Sometimes as a guardian, in my practice, I’ve said in the past, "We don’t need an expert in this case, because actually I can see what is needed, I feel I have the experience and I can put that across to the court." It is something to do with confidence in the role. I do think that social workers are sometimes sold short on how well equipped they are to go into court and stand up under cross-examination. I think those are some of the issues that the Munro review of child protection social work is addressing.
Q203 Claire Perry: Of course, with the proposed funding changes, we will be removing legal aid in private family law cases where there is no domestic abuse. So we will not have recourse to the public purse to pay for experts in those cases. What do you think will be the impact on case numbers, and also the actual impact on children, whom ultimately we are here to try and help?
Judith Timms: If I can address the impact on children first of all, we are extremely concerned about the impact of these measures. What is happening is that, apart from the domestic violence cases, the other cases are being removed from funding scope. The definition of domestic violence is being taken very narrowly in cases where there have been criminal orders-non-molestation or occupation orders. That excludes an awful lot of grey area. The recent Court of Appeal case has defined domestic violence in the much broader terms of verbal abuse, bullying and controlling behaviour. Over the years, the split between public and private law cases has not been helpful to children, because the impact of domestic violence on children in private law has been largely overlooked and also the fact that they may also be not just in private law conflicts but also children in need or at risk in terms of the Children Act.
Our key concern is that children are not represented within this process. In the earlier session you touched on the fact that there is no separate representation for children, that section 64 of the Family Law Act 1996 was not implemented, and also section 122 of the Adoption and Children Act 2002, which sought to achieve the same end, which was separate representation for children. In private law proceedings, Parliament has twice decided that children need to be represented more often than they are. In fact, the proportion of children who are separately represented now is falling, according to the Cafcass latest statistics and indeed NYAS statistics-National Youth Advocacy Service-both of whom represent a small number of children under the provisions of Rule 9.5 of the Family Proceedings Act. In 2008, Cafcass recorded that there were approximately 1,800 cases in which children were separately represented in private law proceedings. In the last annual report for last year it has gone down to 998. In fact, the resources are being squeezed. It is children, who are, I would submit, our main concern in family breakdown, who are receiving a smaller and smaller share of the cake.
Dr Freedman: Can I add to that? Those of us who have prepared expert reports in private law cases know that these are generally the most complex cases and that the concerns about the state of the children in these families are of grave concern to us. This includes not only emotional abuse, which is a concern throughout the serious private law cases, but also allegations that are made throughout these cases of physical and sexual abuse, which may be founded or unfounded and in both ways are damaging to the children.

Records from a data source
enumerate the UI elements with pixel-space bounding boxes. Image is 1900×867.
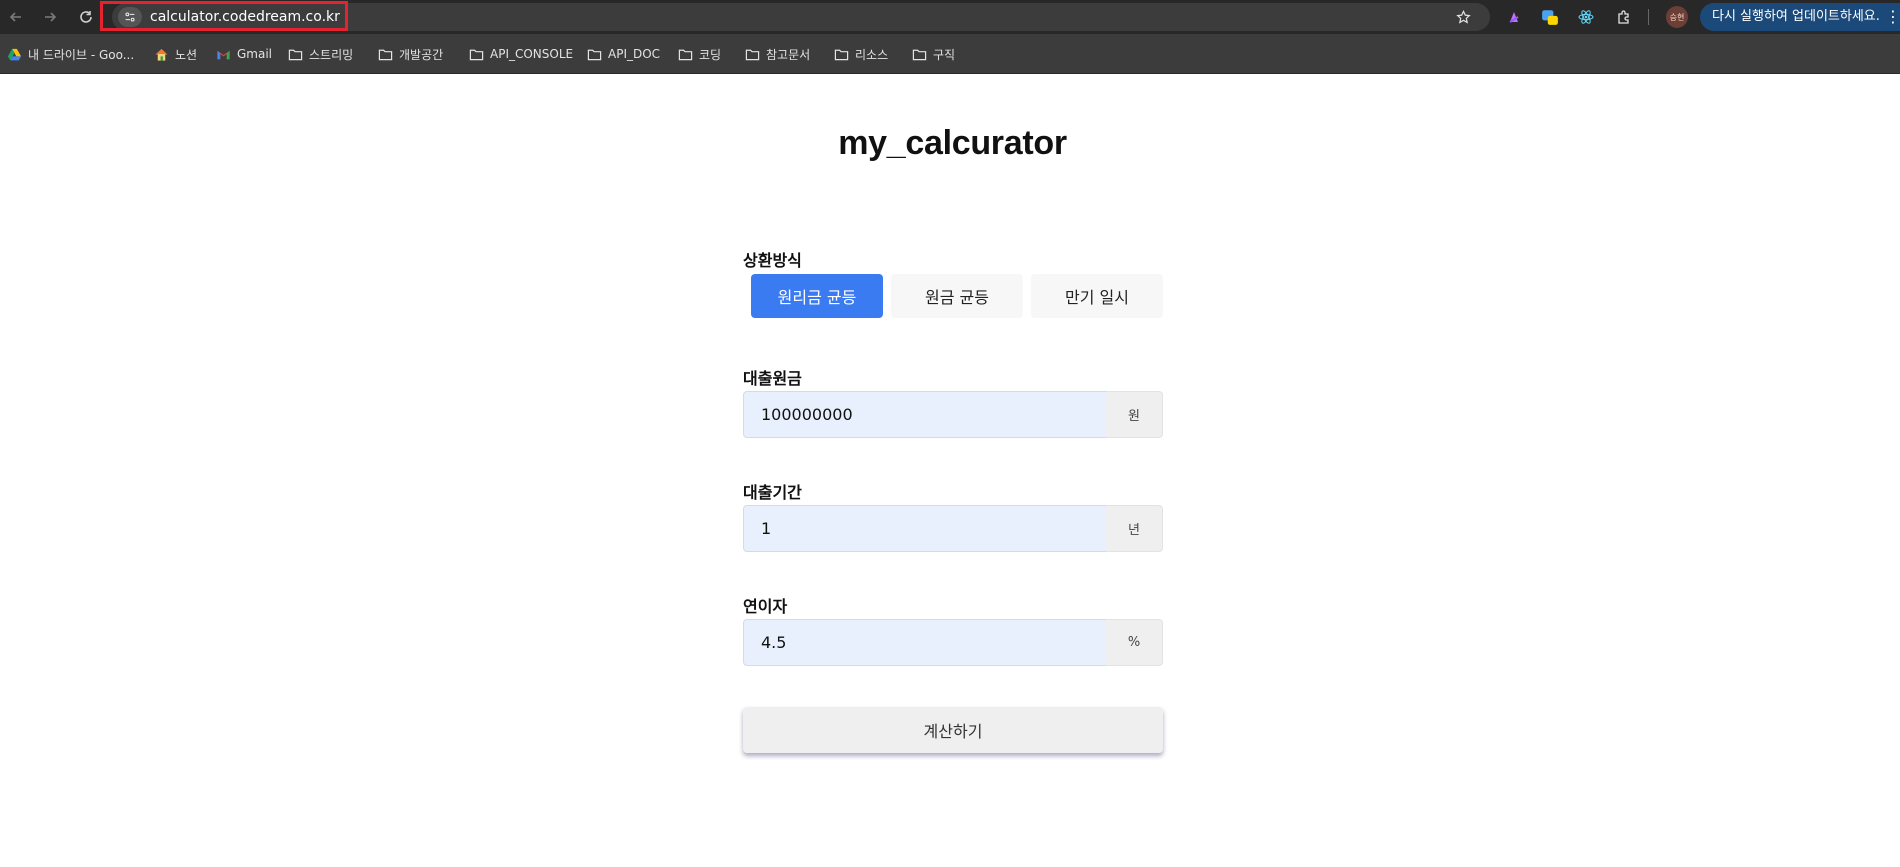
gmail-icon [215,46,231,62]
extension-react-icon[interactable] [1576,7,1596,27]
browser-toolbar: calculator.codedream.co.kr 승현 다시 실행하여 업데… [0,0,1900,34]
bookmark-folder-references[interactable]: 참고문서 [744,44,810,64]
principal-unit: 원 [1106,391,1163,438]
bookmark-folder-api-console[interactable]: API_CONSOLE [468,44,573,64]
profile-avatar[interactable]: 승현 [1666,6,1688,28]
bookmark-label: Gmail [237,47,273,61]
back-icon[interactable] [4,5,28,29]
folder-icon [586,46,602,62]
bookmark-label: 참고문서 [766,47,811,62]
bookmark-label: API_CONSOLE [490,47,574,61]
interest-input[interactable] [743,619,1107,666]
menu-kebab-icon[interactable]: ⋮ [1885,7,1900,27]
bookmark-folder-streaming[interactable]: 스트리밍 [287,44,353,64]
bookmark-label: 노션 [175,47,198,62]
bookmark-folder-resources[interactable]: 리소스 [833,44,888,64]
repayment-label: 상환방식 [743,251,802,270]
extensions-puzzle-icon[interactable] [1614,7,1634,27]
interest-field: % [743,619,1163,666]
bookmark-folder-coding[interactable]: 코딩 [677,44,721,64]
repayment-option-equal-payment[interactable]: 원리금 균등 [751,274,883,318]
bookmark-label: API_DOC [608,47,661,61]
bookmark-label: 리소스 [855,47,889,62]
url-highlight-box [100,1,348,31]
period-label: 대출기간 [743,483,802,502]
forward-icon[interactable] [38,5,62,29]
bookmark-folder-dev[interactable]: 개발공간 [377,44,443,64]
interest-label: 연이자 [743,597,788,616]
folder-icon [833,46,849,62]
update-label: 다시 실행하여 업데이트하세요. [1712,9,1880,24]
bookmark-label: 스트리밍 [309,47,354,62]
principal-input[interactable] [743,391,1107,438]
toolbar-divider [1648,9,1649,25]
page-title: my_calcurator [838,124,1067,162]
repayment-option-equal-principal[interactable]: 원금 균등 [891,274,1023,318]
extension-translate-icon[interactable] [1540,7,1560,27]
avatar-text: 승현 [1669,12,1685,22]
google-drive-icon [6,46,22,62]
folder-icon [744,46,760,62]
folder-icon [468,46,484,62]
period-unit: 년 [1106,505,1163,552]
bookmark-label: 내 드라이브 - Goo... [28,47,135,62]
extension-ai-icon[interactable] [1504,7,1524,27]
repayment-option-bullet[interactable]: 만기 일시 [1031,274,1163,318]
reload-icon[interactable] [74,5,98,29]
folder-icon [377,46,393,62]
notion-house-icon [153,46,169,62]
interest-unit: % [1106,619,1163,666]
update-button[interactable]: 다시 실행하여 업데이트하세요. [1700,3,1900,31]
period-input[interactable] [743,505,1107,552]
principal-field: 원 [743,391,1163,438]
bookmark-notion[interactable]: 노션 [153,44,197,64]
folder-icon [911,46,927,62]
bookmark-folder-api-doc[interactable]: API_DOC [586,44,660,64]
bookmark-gmail[interactable]: Gmail [215,44,272,64]
bookmark-label: 코딩 [699,47,722,62]
bookmark-label: 구직 [933,47,956,62]
bookmark-star-icon[interactable] [1452,6,1474,28]
bookmarks-bar: 내 드라이브 - Goo... 노션 Gmail 스트리밍 개발공간 API_C… [0,34,1900,74]
folder-icon [677,46,693,62]
bookmark-folder-jobs[interactable]: 구직 [911,44,955,64]
calculate-button[interactable]: 계산하기 [743,707,1163,753]
bookmark-label: 개발공간 [399,47,444,62]
folder-icon [287,46,303,62]
principal-label: 대출원금 [743,369,802,388]
bookmark-google-drive[interactable]: 내 드라이브 - Goo... [6,44,134,64]
period-field: 년 [743,505,1163,552]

What the task asks:
Rewrite the passage on family law proceedings from "Q203 Claire Perry: Of" up to and including "try and help?", putting "public funding" in place of "legal aid".

Solved exercise:
Q203 Claire Perry: Of course, with the proposed funding changes, we will be removing public funding in private family law cases where there is no domestic abuse. So we will not have recourse to the public purse to pay for experts in those cases. What do you think will be the impact on case numbers, and also the actual impact on children, whom ultimately we are here to try and help?